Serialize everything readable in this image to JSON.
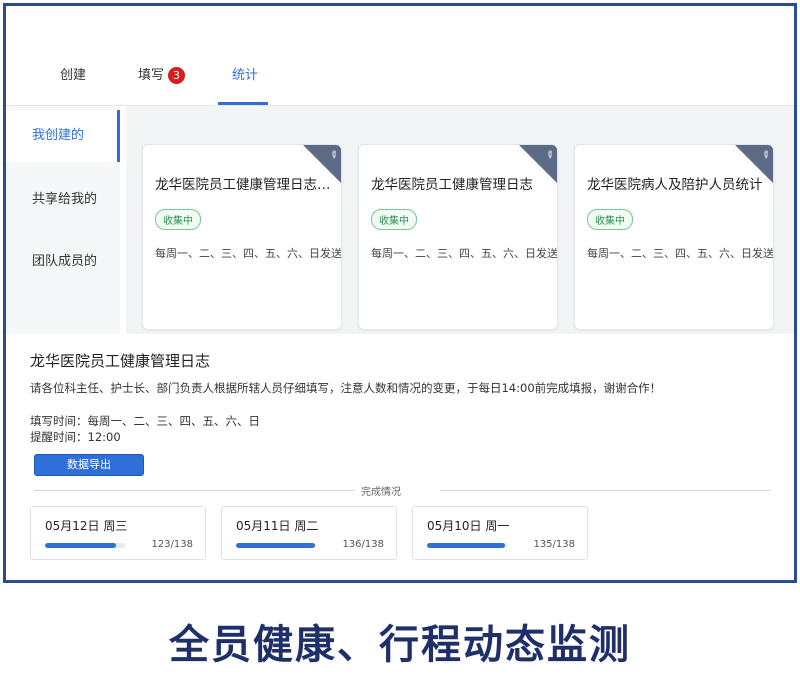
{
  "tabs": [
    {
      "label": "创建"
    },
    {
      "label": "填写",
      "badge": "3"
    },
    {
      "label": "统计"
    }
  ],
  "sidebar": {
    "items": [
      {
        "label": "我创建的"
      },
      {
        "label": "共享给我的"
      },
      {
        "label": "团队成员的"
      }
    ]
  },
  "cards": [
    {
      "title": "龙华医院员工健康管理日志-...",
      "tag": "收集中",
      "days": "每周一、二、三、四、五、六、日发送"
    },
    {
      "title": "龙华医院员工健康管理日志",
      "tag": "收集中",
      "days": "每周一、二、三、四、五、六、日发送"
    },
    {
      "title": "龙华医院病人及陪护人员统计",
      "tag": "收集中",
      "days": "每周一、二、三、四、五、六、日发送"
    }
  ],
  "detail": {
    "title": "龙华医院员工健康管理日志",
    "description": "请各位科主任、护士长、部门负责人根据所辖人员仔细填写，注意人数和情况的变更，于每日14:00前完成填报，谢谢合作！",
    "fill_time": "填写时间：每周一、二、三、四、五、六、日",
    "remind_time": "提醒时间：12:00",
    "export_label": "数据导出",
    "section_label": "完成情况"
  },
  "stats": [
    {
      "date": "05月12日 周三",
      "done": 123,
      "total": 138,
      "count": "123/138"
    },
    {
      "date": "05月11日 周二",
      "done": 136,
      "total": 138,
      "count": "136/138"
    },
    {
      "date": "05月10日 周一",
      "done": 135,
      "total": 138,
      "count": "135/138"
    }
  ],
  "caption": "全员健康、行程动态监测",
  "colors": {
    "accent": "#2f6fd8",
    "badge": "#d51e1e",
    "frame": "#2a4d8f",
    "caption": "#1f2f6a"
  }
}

_ _ _ _ _

Scan the entries above and work out how many lines include the word "caption"; the reply is that number alone.

### Written response
2